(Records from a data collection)
--*--
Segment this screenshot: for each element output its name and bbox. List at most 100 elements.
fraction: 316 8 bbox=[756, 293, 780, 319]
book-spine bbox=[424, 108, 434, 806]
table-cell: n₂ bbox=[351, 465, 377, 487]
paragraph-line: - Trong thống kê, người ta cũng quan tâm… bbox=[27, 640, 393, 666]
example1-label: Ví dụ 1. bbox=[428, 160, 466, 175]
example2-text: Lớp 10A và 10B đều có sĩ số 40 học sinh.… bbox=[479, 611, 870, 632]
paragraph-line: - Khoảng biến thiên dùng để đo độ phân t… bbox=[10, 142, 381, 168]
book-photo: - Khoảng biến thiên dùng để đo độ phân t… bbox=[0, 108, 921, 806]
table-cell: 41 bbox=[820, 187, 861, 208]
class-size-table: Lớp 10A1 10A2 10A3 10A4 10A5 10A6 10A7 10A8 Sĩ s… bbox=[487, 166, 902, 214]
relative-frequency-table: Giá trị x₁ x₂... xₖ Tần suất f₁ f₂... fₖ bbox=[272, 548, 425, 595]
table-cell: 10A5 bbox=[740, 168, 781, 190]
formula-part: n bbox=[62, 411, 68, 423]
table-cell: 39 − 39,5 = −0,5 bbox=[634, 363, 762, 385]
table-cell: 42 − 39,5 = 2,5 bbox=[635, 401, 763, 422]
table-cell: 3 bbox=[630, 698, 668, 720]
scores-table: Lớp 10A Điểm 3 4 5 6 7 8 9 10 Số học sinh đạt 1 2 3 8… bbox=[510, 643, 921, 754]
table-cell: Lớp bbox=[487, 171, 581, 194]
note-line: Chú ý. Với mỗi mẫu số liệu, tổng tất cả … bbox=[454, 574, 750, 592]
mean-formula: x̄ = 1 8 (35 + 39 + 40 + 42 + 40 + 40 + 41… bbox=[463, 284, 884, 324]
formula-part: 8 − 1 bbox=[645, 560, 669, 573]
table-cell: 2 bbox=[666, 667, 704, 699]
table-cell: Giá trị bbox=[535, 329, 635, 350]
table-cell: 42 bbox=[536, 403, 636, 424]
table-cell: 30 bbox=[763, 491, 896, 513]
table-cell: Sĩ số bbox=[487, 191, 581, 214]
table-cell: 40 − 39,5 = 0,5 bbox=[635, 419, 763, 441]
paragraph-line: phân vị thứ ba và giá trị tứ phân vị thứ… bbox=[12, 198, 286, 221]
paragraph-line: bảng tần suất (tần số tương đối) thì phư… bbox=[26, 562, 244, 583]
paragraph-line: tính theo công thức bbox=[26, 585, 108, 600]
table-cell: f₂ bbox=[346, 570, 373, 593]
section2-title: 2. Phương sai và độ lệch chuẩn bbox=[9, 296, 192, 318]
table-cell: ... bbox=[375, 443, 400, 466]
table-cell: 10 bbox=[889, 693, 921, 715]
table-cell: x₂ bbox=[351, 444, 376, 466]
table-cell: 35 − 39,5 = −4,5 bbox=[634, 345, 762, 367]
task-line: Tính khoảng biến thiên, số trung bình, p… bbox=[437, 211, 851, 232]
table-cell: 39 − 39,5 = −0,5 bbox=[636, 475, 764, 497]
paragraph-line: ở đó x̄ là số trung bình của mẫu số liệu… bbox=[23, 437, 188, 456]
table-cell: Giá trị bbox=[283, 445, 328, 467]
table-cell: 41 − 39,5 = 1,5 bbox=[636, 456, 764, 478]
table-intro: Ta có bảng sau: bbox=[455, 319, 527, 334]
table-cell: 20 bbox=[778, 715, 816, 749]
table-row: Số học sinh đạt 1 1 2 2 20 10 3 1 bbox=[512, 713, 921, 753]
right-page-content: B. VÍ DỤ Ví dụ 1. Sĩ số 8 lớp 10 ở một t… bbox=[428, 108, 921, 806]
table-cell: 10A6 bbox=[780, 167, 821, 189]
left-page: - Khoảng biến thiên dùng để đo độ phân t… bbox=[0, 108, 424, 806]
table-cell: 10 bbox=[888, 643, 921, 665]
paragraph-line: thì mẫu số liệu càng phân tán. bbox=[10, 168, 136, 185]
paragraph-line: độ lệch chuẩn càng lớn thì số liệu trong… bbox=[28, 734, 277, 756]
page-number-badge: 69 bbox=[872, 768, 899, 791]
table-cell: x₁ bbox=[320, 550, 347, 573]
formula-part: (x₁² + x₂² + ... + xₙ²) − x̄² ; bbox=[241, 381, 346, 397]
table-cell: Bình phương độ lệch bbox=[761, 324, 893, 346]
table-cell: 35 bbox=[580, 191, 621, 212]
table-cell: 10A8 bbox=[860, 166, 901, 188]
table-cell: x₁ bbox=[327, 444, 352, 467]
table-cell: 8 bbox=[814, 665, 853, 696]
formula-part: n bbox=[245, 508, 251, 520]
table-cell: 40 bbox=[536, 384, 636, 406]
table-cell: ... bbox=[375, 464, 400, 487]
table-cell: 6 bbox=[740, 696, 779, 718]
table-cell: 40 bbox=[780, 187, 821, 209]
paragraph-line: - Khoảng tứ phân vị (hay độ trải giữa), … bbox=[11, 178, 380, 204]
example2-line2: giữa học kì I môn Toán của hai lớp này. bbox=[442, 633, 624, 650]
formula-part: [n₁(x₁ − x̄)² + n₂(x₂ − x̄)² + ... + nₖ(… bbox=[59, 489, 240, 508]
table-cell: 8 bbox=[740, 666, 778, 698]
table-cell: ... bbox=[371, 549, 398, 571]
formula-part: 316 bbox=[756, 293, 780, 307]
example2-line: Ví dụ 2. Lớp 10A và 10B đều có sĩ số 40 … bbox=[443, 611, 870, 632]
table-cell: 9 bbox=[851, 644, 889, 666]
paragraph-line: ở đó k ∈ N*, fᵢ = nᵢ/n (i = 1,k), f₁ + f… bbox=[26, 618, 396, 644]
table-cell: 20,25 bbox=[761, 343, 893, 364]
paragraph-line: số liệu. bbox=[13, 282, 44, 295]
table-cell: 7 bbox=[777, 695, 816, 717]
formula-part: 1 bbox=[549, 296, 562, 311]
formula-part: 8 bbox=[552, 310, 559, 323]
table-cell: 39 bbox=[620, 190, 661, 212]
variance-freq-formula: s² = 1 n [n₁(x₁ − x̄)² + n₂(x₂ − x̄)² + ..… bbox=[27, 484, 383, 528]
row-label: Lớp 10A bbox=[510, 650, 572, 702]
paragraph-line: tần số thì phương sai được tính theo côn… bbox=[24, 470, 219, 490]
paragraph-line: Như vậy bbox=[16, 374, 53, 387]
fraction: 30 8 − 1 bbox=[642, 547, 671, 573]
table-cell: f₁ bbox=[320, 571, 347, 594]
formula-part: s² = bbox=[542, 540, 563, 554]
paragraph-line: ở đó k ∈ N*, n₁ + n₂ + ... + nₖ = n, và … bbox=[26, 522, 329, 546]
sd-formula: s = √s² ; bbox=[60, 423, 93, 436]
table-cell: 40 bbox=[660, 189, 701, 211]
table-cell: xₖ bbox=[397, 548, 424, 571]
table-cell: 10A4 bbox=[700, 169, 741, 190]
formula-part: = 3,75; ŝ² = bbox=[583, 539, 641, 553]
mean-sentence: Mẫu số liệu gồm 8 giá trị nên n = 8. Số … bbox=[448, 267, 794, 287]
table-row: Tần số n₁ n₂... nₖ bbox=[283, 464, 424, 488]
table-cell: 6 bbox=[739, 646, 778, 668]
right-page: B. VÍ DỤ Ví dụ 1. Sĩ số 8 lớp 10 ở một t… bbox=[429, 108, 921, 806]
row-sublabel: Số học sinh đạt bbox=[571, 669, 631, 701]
--*--
Short exercise: Reproduce all of the items above verbatim, keeping every line unchanged.

Response for this exercise:
Segment this screenshot: for each element output its name and bbox. List at most 100 elements.
fraction: 316 8 bbox=[756, 293, 780, 319]
book-spine bbox=[424, 108, 434, 806]
table-cell: n₂ bbox=[351, 465, 377, 487]
paragraph-line: - Trong thống kê, người ta cũng quan tâm… bbox=[27, 640, 393, 666]
example1-label: Ví dụ 1. bbox=[428, 160, 466, 175]
example2-text: Lớp 10A và 10B đều có sĩ số 40 học sinh.… bbox=[479, 611, 870, 632]
paragraph-line: - Khoảng biến thiên dùng để đo độ phân t… bbox=[10, 142, 381, 168]
book-photo: - Khoảng biến thiên dùng để đo độ phân t… bbox=[0, 108, 921, 806]
table-cell: 41 bbox=[820, 187, 861, 208]
class-size-table: Lớp 10A1 10A2 10A3 10A4 10A5 10A6 10A7 10A8 Sĩ s… bbox=[487, 166, 902, 214]
relative-frequency-table: Giá trị x₁ x₂... xₖ Tần suất f₁ f₂... fₖ bbox=[272, 548, 425, 595]
table-cell: 10A5 bbox=[740, 168, 781, 190]
formula-part: n bbox=[62, 411, 68, 423]
table-cell: 39 − 39,5 = −0,5 bbox=[634, 363, 762, 385]
table-cell: 42 − 39,5 = 2,5 bbox=[635, 401, 763, 422]
table-cell: 3 bbox=[630, 698, 668, 720]
scores-table: Lớp 10A Điểm 3 4 5 6 7 8 9 10 Số học sinh đạt 1 2 3 8… bbox=[510, 643, 921, 754]
table-cell: Lớp bbox=[487, 171, 581, 194]
note-line: Chú ý. Với mỗi mẫu số liệu, tổng tất cả … bbox=[454, 574, 750, 592]
mean-formula: x̄ = 1 8 (35 + 39 + 40 + 42 + 40 + 40 + 41… bbox=[463, 284, 884, 324]
formula-part: 8 − 1 bbox=[645, 560, 669, 573]
table-cell: 2 bbox=[666, 667, 704, 699]
table-cell: Giá trị bbox=[535, 329, 635, 350]
table-cell: 42 bbox=[536, 403, 636, 424]
table-cell: 30 bbox=[763, 491, 896, 513]
table-cell: Sĩ số bbox=[487, 191, 581, 214]
table-cell: 40 − 39,5 = 0,5 bbox=[635, 419, 763, 441]
paragraph-line: phân vị thứ ba và giá trị tứ phân vị thứ… bbox=[12, 198, 286, 221]
paragraph-line: bảng tần suất (tần số tương đối) thì phư… bbox=[26, 562, 244, 583]
paragraph-line: tính theo công thức bbox=[26, 585, 108, 600]
table-cell: f₂ bbox=[346, 570, 373, 593]
section2-title: 2. Phương sai và độ lệch chuẩn bbox=[9, 296, 192, 318]
table-cell: ... bbox=[375, 443, 400, 466]
table-cell: 10 bbox=[889, 693, 921, 715]
table-cell: x₂ bbox=[351, 444, 376, 466]
table-cell: 35 − 39,5 = −4,5 bbox=[634, 345, 762, 367]
task-line: Tính khoảng biến thiên, số trung bình, p… bbox=[437, 211, 851, 232]
table-cell: 39 − 39,5 = −0,5 bbox=[636, 475, 764, 497]
paragraph-line: ở đó x̄ là số trung bình của mẫu số liệu… bbox=[23, 437, 188, 456]
table-cell: Giá trị bbox=[283, 445, 328, 467]
table-cell: 41 − 39,5 = 1,5 bbox=[636, 456, 764, 478]
table-intro: Ta có bảng sau: bbox=[455, 319, 527, 334]
table-cell: 20 bbox=[778, 715, 816, 749]
table-row: Số học sinh đạt 1 1 2 2 20 10 3 1 bbox=[512, 713, 921, 753]
right-page-content: B. VÍ DỤ Ví dụ 1. Sĩ số 8 lớp 10 ở một t… bbox=[428, 108, 921, 806]
table-cell: 10A6 bbox=[780, 167, 821, 189]
left-page: - Khoảng biến thiên dùng để đo độ phân t… bbox=[0, 108, 424, 806]
table-cell: 10 bbox=[888, 643, 921, 665]
paragraph-line: thì mẫu số liệu càng phân tán. bbox=[10, 168, 136, 185]
paragraph-line: độ lệch chuẩn càng lớn thì số liệu trong… bbox=[28, 734, 277, 756]
page-number-badge: 69 bbox=[872, 768, 899, 791]
table-cell: x₁ bbox=[320, 550, 347, 573]
formula-part: (x₁² + x₂² + ... + xₙ²) − x̄² ; bbox=[241, 381, 346, 397]
table-cell: Bình phương độ lệch bbox=[761, 324, 893, 346]
table-cell: 35 bbox=[580, 191, 621, 212]
table-cell: 10A8 bbox=[860, 166, 901, 188]
table-cell: x₁ bbox=[327, 444, 352, 467]
table-cell: 8 bbox=[814, 665, 853, 696]
formula-part: n bbox=[245, 508, 251, 520]
table-cell: 40 bbox=[536, 384, 636, 406]
table-cell: ... bbox=[375, 464, 400, 487]
table-cell: 6 bbox=[740, 696, 779, 718]
table-cell: 40 bbox=[780, 187, 821, 209]
paragraph-line: - Khoảng tứ phân vị (hay độ trải giữa), … bbox=[11, 178, 380, 204]
example2-line2: giữa học kì I môn Toán của hai lớp này. bbox=[442, 633, 624, 650]
formula-part: [n₁(x₁ − x̄)² + n₂(x₂ − x̄)² + ... + nₖ(… bbox=[59, 489, 240, 508]
table-cell: 8 bbox=[740, 666, 778, 698]
table-cell: ... bbox=[371, 549, 398, 571]
formula-part: 316 bbox=[756, 293, 780, 307]
example2-line: Ví dụ 2. Lớp 10A và 10B đều có sĩ số 40 … bbox=[443, 611, 870, 632]
table-cell: 9 bbox=[851, 644, 889, 666]
paragraph-line: ở đó k ∈ N*, fᵢ = nᵢ/n (i = 1,k), f₁ + f… bbox=[26, 618, 396, 644]
table-cell: 20,25 bbox=[761, 343, 893, 364]
paragraph-line: số liệu. bbox=[13, 282, 44, 295]
table-cell: 7 bbox=[777, 695, 816, 717]
formula-part: 1 bbox=[549, 296, 562, 311]
formula-part: 8 bbox=[552, 310, 559, 323]
table-cell: 39 bbox=[620, 190, 661, 212]
variance-freq-formula: s² = 1 n [n₁(x₁ − x̄)² + n₂(x₂ − x̄)² + ..… bbox=[27, 484, 383, 528]
row-label: Lớp 10A bbox=[510, 650, 572, 702]
paragraph-line: tần số thì phương sai được tính theo côn… bbox=[24, 470, 219, 490]
paragraph-line: Như vậy bbox=[16, 374, 53, 387]
fraction: 30 8 − 1 bbox=[642, 547, 671, 573]
table-cell: f₁ bbox=[320, 571, 347, 594]
formula-part: s² = bbox=[542, 540, 563, 554]
paragraph-line: ở đó k ∈ N*, n₁ + n₂ + ... + nₖ = n, và … bbox=[26, 522, 329, 546]
sd-formula: s = √s² ; bbox=[60, 423, 93, 436]
table-cell: 40 bbox=[660, 189, 701, 211]
table-cell: xₖ bbox=[397, 548, 424, 571]
table-cell: 10A4 bbox=[700, 169, 741, 190]
formula-part: = 3,75; ŝ² = bbox=[583, 539, 641, 553]
mean-sentence: Mẫu số liệu gồm 8 giá trị nên n = 8. Số … bbox=[448, 267, 794, 287]
table-row: Tần số n₁ n₂... nₖ bbox=[283, 464, 424, 488]
table-cell: 6 bbox=[739, 646, 778, 668]
right-page: B. VÍ DỤ Ví dụ 1. Sĩ số 8 lớp 10 ở một t… bbox=[429, 108, 921, 806]
row-sublabel: Số học sinh đạt bbox=[571, 669, 631, 701]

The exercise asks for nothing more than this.